__Work to do__
Reproduce each line of the material exactly, minus any picture.

Extracted data entries:
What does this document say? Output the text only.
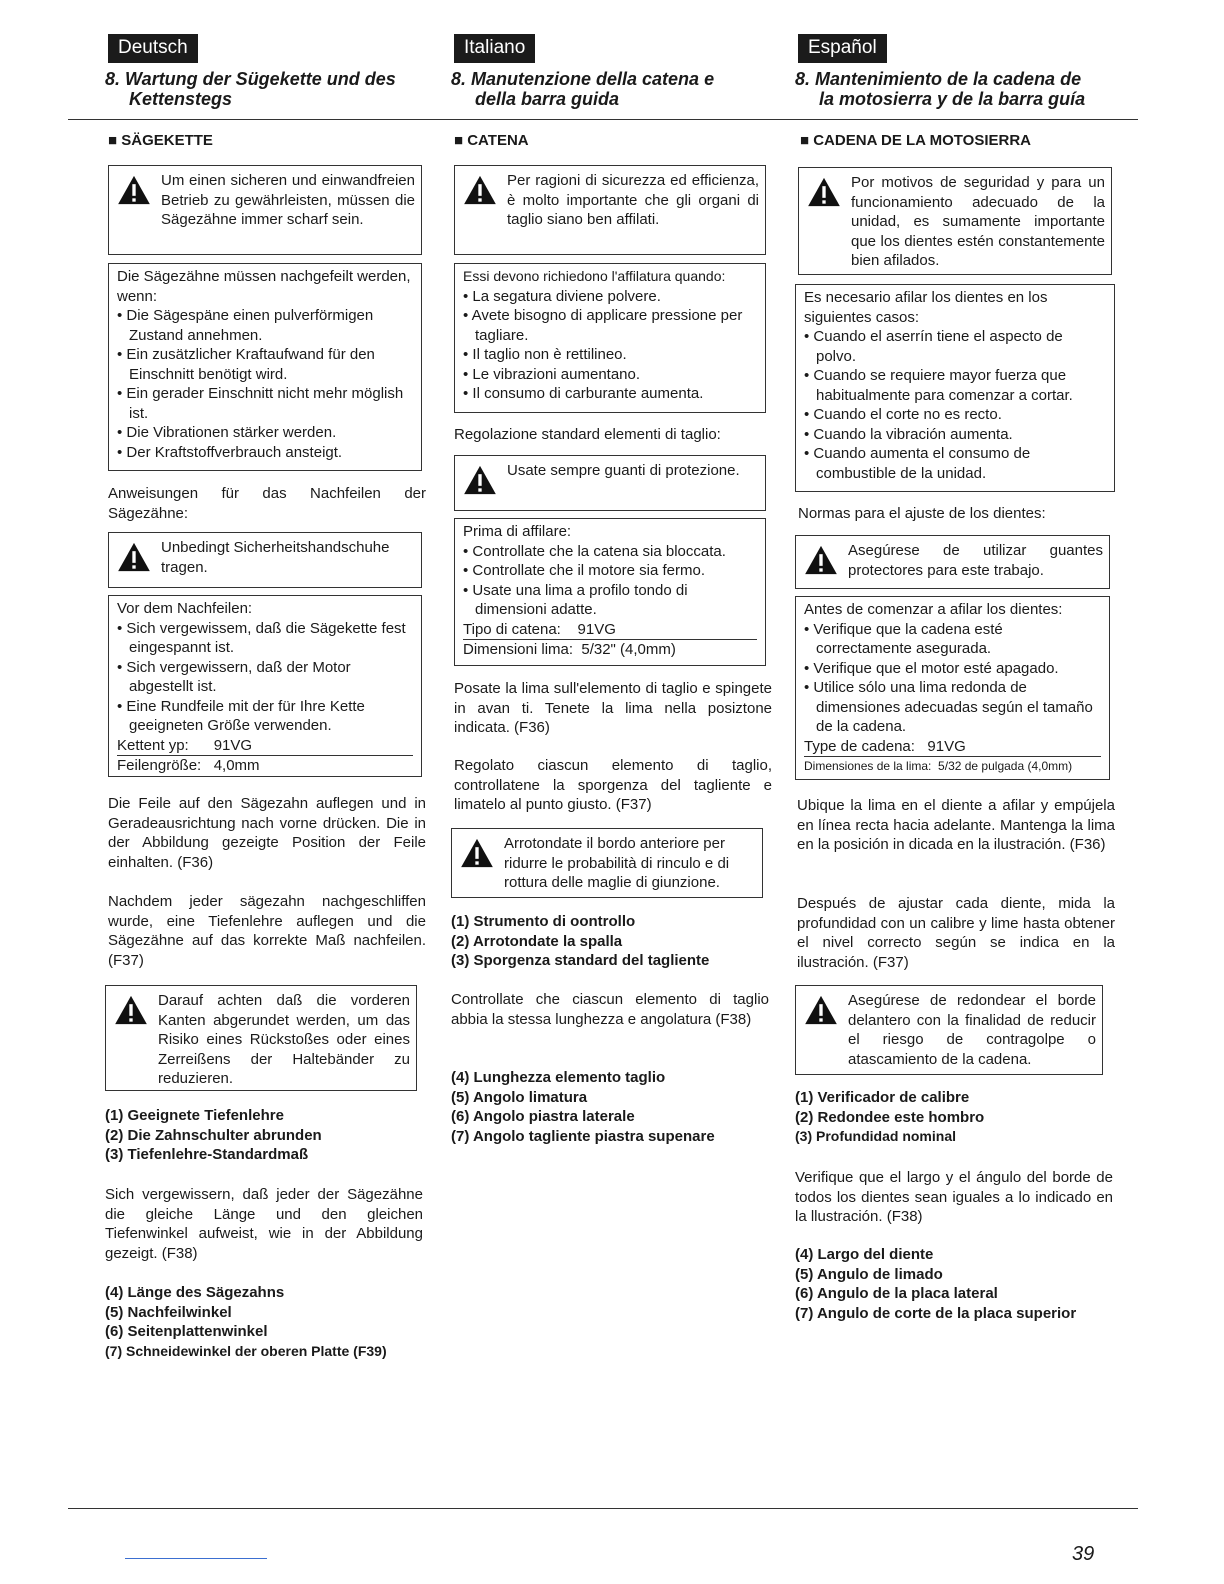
Deutsch
8. Wartung der Sügekette und des
Kettenstegs
Italiano
8. Manutenzione della catena e
della barra guida
Español
8. Mantenimiento de la cadena de
la motosierra y de la barra guía
■ SÄGEKETTE
Um einen sicheren und einwandfreien Betrieb zu gewährleisten, müssen die Sägezähne immer scharf sein.
Die Sägezähne müssen nachgefeilt werden, wenn:
• Die Sägespäne einen pulverförmigen Zustand annehmen.
• Ein zusätzlicher Kraftaufwand für den Einschnitt benötigt wird.
• Ein gerader Einschnitt nicht mehr möglish ist.
• Die Vibrationen stärker werden.
• Der Kraftstoffverbrauch ansteigt.
Anweisungen für das Nachfeilen der Sägezähne:
Unbedingt Sicherheitshandschuhe tragen.
Vor dem Nachfeilen:
• Sich vergewissem, daß die Sägekette fest eingespannt ist.
• Sich vergewissern, daß der Motor abgestellt ist.
• Eine Rundfeile mit der für Ihre Kette geeigneten Größe verwenden.
Kettent yp:      91VG
Feilengröße:   4,0mm
Die Feile auf den Sägezahn auflegen und in Geradeausrichtung nach vorne drücken. Die in der Abbildung gezeigte Position der Feile einhalten. (F36)
Nachdem jeder sägezahn nachgeschliffen wurde, eine Tiefenlehre auflegen und die Sägezähne auf das korrekte Maß nachfeilen. (F37)
Darauf achten daß die vorderen Kanten abgerundet werden, um das Risiko eines Rückstoßes oder eines Zerreißens der Haltebänder zu reduzieren.
(1) Geeignete Tiefenlehre
(2) Die Zahnschulter abrunden
(3) Tiefenlehre-Standardmaß
Sich vergewissern, daß jeder der Sägezähne die gleiche Länge und den gleichen Tiefenwinkel aufweist, wie in der Abbildung gezeigt. (F38)
(4) Länge des Sägezahns
(5) Nachfeilwinkel
(6) Seitenplattenwinkel
(7) Schneidewinkel der oberen Platte (F39)
■ CATENA
Per ragioni di sicurezza ed efficienza, è molto importante che gli organi di taglio siano ben affilati.
Essi devono richiedono l'affilatura quando:
• La segatura diviene polvere.
• Avete bisogno di applicare pressione per tagliare.
• Il taglio non è rettilineo.
• Le vibrazioni aumentano.
• Il consumo di carburante aumenta.
Regolazione standard elementi di taglio:
Usate sempre guanti di protezione.
Prima di affilare:
• Controllate che la catena sia bloccata.
• Controllate che il motore sia fermo.
• Usate una lima a profilo tondo di dimensioni adatte.
Tipo di catena:    91VG
Dimensioni lima:  5/32" (4,0mm)
Posate la lima sull'elemento di taglio e spingete in avan ti. Tenete la lima nella posiztone indicata. (F36)
Regolato ciascun elemento di taglio, controllatene la sporgenza del tagliente e limatelo al punto giusto. (F37)
Arrotondate il bordo anteriore per ridurre le probabilità di rinculo e di rottura delle maglie di giunzione.
(1) Strumento di oontrollo
(2) Arrotondate la spalla
(3) Sporgenza standard del tagliente
Controllate che ciascun elemento di taglio abbia la stessa lunghezza e angolatura (F38)
(4) Lunghezza elemento taglio
(5) Angolo limatura
(6) Angolo piastra laterale
(7) Angolo tagliente piastra supenare
■ CADENA DE LA MOTOSIERRA
Por motivos de seguridad y para un funcionamiento adecuado de la unidad, es sumamente importante que los dientes estén constantemente bien afilados.
Es necesario afilar los dientes en los siguientes casos:
• Cuando el aserrín tiene el aspecto de polvo.
• Cuando se requiere mayor fuerza que habitualmente para comenzar a cortar.
• Cuando el corte no es recto.
• Cuando la vibración aumenta.
• Cuando aumenta el consumo de combustible de la unidad.
Normas para el ajuste de los dientes:
Asegúrese de utilizar guantes protectores para este trabajo.
Antes de comenzar a afilar los dientes:
• Verifique que la cadena esté correctamente asegurada.
• Verifique que el motor esté apagado.
• Utilice sólo una lima redonda de dimensiones adecuadas según el tamaño de la cadena.
Type de cadena:   91VG
Dimensiones de la lima:  5/32 de pulgada (4,0mm)
Ubique la lima en el diente a afilar y empújela en línea recta hacia adelante. Mantenga la lima en la posición in dicada en la ilustración. (F36)
Después de ajustar cada diente, mida la profundidad con un calibre y lime hasta obtener el nivel correcto según se indica en la ilustración. (F37)
Asegúrese de redondear el borde delantero con la finalidad de reducir el riesgo de contragolpe o atascamiento de la cadena.
(1) Verificador de calibre
(2) Redondee este hombro
(3) Profundidad nominal
Verifique que el largo y el ángulo del borde de todos los dientes sean iguales a lo indicado en la llustración. (F38)
(4) Largo del diente
(5) Angulo de limado
(6) Angulo de la placa lateral
(7) Angulo de corte de la placa superior
39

__Task result__
What does this document say? Output the text only.
Deutsch
8. Wartung der Sügekette und des
Kettenstegs
Italiano
8. Manutenzione della catena e
della barra guida
Español
8. Mantenimiento de la cadena de
la motosierra y de la barra guía
■ SÄGEKETTE
Um einen sicheren und einwandfreien Betrieb zu gewährleisten, müssen die Sägezähne immer scharf sein.
Die Sägezähne müssen nachgefeilt werden, wenn:
• Die Sägespäne einen pulverförmigen Zustand annehmen.
• Ein zusätzlicher Kraftaufwand für den Einschnitt benötigt wird.
• Ein gerader Einschnitt nicht mehr möglish ist.
• Die Vibrationen stärker werden.
• Der Kraftstoffverbrauch ansteigt.
Anweisungen für das Nachfeilen der Sägezähne:
Unbedingt Sicherheitshandschuhe tragen.
Vor dem Nachfeilen:
• Sich vergewissem, daß die Sägekette fest eingespannt ist.
• Sich vergewissern, daß der Motor abgestellt ist.
• Eine Rundfeile mit der für Ihre Kette geeigneten Größe verwenden.
Kettent yp:      91VG
Feilengröße:   4,0mm
Die Feile auf den Sägezahn auflegen und in Geradeausrichtung nach vorne drücken. Die in der Abbildung gezeigte Position der Feile einhalten. (F36)
Nachdem jeder sägezahn nachgeschliffen wurde, eine Tiefenlehre auflegen und die Sägezähne auf das korrekte Maß nachfeilen. (F37)
Darauf achten daß die vorderen Kanten abgerundet werden, um das Risiko eines Rückstoßes oder eines Zerreißens der Haltebänder zu reduzieren.
(1) Geeignete Tiefenlehre
(2) Die Zahnschulter abrunden
(3) Tiefenlehre-Standardmaß
Sich vergewissern, daß jeder der Sägezähne die gleiche Länge und den gleichen Tiefenwinkel aufweist, wie in der Abbildung gezeigt. (F38)
(4) Länge des Sägezahns
(5) Nachfeilwinkel
(6) Seitenplattenwinkel
(7) Schneidewinkel der oberen Platte (F39)
■ CATENA
Per ragioni di sicurezza ed efficienza, è molto importante che gli organi di taglio siano ben affilati.
Essi devono richiedono l'affilatura quando:
• La segatura diviene polvere.
• Avete bisogno di applicare pressione per tagliare.
• Il taglio non è rettilineo.
• Le vibrazioni aumentano.
• Il consumo di carburante aumenta.
Regolazione standard elementi di taglio:
Usate sempre guanti di protezione.
Prima di affilare:
• Controllate che la catena sia bloccata.
• Controllate che il motore sia fermo.
• Usate una lima a profilo tondo di dimensioni adatte.
Tipo di catena:    91VG
Dimensioni lima:  5/32" (4,0mm)
Posate la lima sull'elemento di taglio e spingete in avan ti. Tenete la lima nella posiztone indicata. (F36)
Regolato ciascun elemento di taglio, controllatene la sporgenza del tagliente e limatelo al punto giusto. (F37)
Arrotondate il bordo anteriore per ridurre le probabilità di rinculo e di rottura delle maglie di giunzione.
(1) Strumento di oontrollo
(2) Arrotondate la spalla
(3) Sporgenza standard del tagliente
Controllate che ciascun elemento di taglio abbia la stessa lunghezza e angolatura (F38)
(4) Lunghezza elemento taglio
(5) Angolo limatura
(6) Angolo piastra laterale
(7) Angolo tagliente piastra supenare
■ CADENA DE LA MOTOSIERRA
Por motivos de seguridad y para un funcionamiento adecuado de la unidad, es sumamente importante que los dientes estén constantemente bien afilados.
Es necesario afilar los dientes en los siguientes casos:
• Cuando el aserrín tiene el aspecto de polvo.
• Cuando se requiere mayor fuerza que habitualmente para comenzar a cortar.
• Cuando el corte no es recto.
• Cuando la vibración aumenta.
• Cuando aumenta el consumo de combustible de la unidad.
Normas para el ajuste de los dientes:
Asegúrese de utilizar guantes protectores para este trabajo.
Antes de comenzar a afilar los dientes:
• Verifique que la cadena esté correctamente asegurada.
• Verifique que el motor esté apagado.
• Utilice sólo una lima redonda de dimensiones adecuadas según el tamaño de la cadena.
Type de cadena:   91VG
Dimensiones de la lima:  5/32 de pulgada (4,0mm)
Ubique la lima en el diente a afilar y empújela en línea recta hacia adelante. Mantenga la lima en la posición in dicada en la ilustración. (F36)
Después de ajustar cada diente, mida la profundidad con un calibre y lime hasta obtener el nivel correcto según se indica en la ilustración. (F37)
Asegúrese de redondear el borde delantero con la finalidad de reducir el riesgo de contragolpe o atascamiento de la cadena.
(1) Verificador de calibre
(2) Redondee este hombro
(3) Profundidad nominal
Verifique que el largo y el ángulo del borde de todos los dientes sean iguales a lo indicado en la llustración. (F38)
(4) Largo del diente
(5) Angulo de limado
(6) Angulo de la placa lateral
(7) Angulo de corte de la placa superior
39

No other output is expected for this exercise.